[begin STORED DATA]

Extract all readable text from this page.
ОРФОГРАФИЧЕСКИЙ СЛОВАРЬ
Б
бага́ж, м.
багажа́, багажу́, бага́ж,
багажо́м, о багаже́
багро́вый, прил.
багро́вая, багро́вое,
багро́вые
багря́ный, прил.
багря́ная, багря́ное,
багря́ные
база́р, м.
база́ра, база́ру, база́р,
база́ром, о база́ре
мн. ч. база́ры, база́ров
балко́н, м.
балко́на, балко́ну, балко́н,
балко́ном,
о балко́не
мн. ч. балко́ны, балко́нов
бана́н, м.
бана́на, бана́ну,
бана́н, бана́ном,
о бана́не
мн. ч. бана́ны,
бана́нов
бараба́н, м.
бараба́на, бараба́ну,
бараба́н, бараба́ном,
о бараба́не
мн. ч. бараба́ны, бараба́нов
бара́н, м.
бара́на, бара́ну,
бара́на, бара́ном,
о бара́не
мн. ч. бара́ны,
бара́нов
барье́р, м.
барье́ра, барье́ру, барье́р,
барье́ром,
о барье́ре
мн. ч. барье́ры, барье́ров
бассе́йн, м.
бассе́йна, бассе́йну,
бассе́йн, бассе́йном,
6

[end STORED DATA]

● GOAL
Copy all the records above precisely.

● RESPONSE TO THIS EXERCISE
Extract all readable text from this page.
ОРФОГРАФИЧЕСКИЙ СЛОВАРЬ
Б
бага́ж, м.
багажа́, багажу́, бага́ж,
багажо́м, о багаже́
багро́вый, прил.
багро́вая, багро́вое,
багро́вые
багря́ный, прил.
багря́ная, багря́ное,
багря́ные
база́р, м.
база́ра, база́ру, база́р,
база́ром, о база́ре
мн. ч. база́ры, база́ров
балко́н, м.
балко́на, балко́ну, балко́н,
балко́ном,
о балко́не
мн. ч. балко́ны, балко́нов
бана́н, м.
бана́на, бана́ну,
бана́н, бана́ном,
о бана́не
мн. ч. бана́ны,
бана́нов
бараба́н, м.
бараба́на, бараба́ну,
бараба́н, бараба́ном,
о бараба́не
мн. ч. бараба́ны, бараба́нов
бара́н, м.
бара́на, бара́ну,
бара́на, бара́ном,
о бара́не
мн. ч. бара́ны,
бара́нов
барье́р, м.
барье́ра, барье́ру, барье́р,
барье́ром,
о барье́ре
мн. ч. барье́ры, барье́ров
бассе́йн, м.
бассе́йна, бассе́йну,
бассе́йн, бассе́йном,
6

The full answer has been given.